--- Records to process ---

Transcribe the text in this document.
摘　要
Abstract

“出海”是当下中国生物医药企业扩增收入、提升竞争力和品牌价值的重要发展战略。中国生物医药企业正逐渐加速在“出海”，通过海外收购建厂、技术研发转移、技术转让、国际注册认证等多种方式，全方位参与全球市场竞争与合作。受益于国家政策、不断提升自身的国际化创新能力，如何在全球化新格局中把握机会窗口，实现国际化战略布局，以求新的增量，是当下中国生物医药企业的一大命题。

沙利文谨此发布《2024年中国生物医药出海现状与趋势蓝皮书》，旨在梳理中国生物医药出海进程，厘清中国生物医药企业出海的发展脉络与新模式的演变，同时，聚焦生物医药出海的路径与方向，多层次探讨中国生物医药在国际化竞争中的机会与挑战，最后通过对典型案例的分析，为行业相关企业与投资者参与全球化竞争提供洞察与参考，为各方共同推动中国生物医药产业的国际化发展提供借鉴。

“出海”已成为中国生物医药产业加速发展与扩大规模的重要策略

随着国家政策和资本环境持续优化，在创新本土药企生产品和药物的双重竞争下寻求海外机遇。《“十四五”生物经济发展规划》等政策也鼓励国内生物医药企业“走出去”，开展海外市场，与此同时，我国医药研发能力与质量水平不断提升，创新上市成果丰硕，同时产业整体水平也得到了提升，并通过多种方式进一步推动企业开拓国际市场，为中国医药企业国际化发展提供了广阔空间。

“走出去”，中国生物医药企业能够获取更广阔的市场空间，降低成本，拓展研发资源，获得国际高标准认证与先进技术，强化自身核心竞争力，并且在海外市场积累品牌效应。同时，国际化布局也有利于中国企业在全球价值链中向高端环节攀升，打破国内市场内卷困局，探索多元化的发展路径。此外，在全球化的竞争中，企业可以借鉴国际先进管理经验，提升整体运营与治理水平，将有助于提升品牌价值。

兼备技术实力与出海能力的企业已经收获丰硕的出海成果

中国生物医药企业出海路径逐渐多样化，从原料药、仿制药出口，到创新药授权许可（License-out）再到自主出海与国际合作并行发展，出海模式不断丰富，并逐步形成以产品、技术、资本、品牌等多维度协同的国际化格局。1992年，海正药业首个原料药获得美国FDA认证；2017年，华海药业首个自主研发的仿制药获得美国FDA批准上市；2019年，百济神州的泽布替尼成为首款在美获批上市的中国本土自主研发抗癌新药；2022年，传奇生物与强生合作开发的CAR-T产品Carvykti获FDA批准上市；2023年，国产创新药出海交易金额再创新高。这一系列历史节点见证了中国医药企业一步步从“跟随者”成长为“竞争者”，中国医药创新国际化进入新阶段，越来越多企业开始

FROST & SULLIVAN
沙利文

---
--- Records to process ---

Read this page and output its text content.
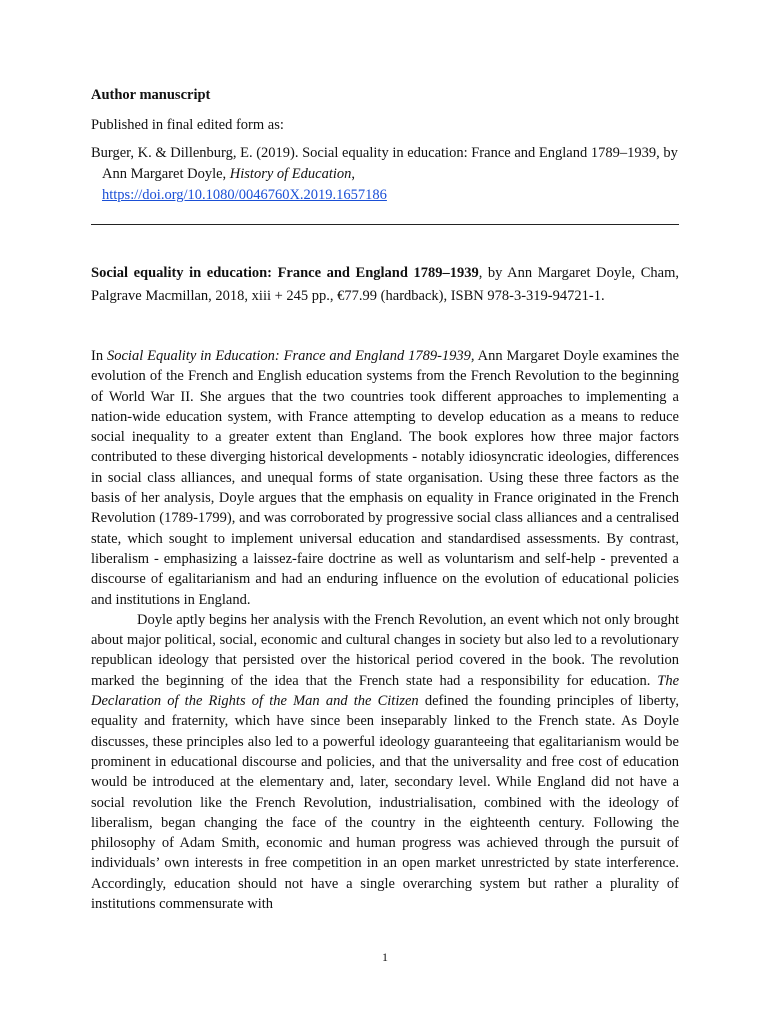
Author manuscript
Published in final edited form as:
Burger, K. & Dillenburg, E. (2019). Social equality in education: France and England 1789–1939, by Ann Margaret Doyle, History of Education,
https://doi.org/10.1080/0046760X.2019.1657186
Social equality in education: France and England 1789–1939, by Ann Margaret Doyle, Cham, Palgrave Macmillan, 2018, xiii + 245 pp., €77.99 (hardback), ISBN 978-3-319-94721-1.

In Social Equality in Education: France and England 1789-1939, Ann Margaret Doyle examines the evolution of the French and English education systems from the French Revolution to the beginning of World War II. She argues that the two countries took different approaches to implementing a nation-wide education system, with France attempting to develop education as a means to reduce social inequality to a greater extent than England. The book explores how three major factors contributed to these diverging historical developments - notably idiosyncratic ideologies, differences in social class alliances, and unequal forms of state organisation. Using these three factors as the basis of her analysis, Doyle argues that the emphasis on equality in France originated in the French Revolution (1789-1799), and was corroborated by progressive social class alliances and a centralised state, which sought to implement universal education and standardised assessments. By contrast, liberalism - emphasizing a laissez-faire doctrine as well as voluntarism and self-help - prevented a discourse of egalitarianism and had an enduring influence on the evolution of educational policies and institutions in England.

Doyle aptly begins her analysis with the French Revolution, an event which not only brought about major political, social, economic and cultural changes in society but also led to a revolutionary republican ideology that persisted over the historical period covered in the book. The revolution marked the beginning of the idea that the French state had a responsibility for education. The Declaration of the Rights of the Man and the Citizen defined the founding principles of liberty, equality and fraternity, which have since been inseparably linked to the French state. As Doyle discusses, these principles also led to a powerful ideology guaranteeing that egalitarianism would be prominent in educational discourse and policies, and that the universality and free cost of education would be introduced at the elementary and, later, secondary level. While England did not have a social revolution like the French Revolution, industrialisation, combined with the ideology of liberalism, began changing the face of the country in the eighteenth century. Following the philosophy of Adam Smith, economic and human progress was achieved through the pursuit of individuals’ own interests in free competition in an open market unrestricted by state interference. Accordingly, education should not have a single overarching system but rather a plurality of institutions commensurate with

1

---

## What you have to do
Copy out every line of the material above that mentions the word "text".

## Result of the task
Transcribe the text in this document.
Read this page and output its text content.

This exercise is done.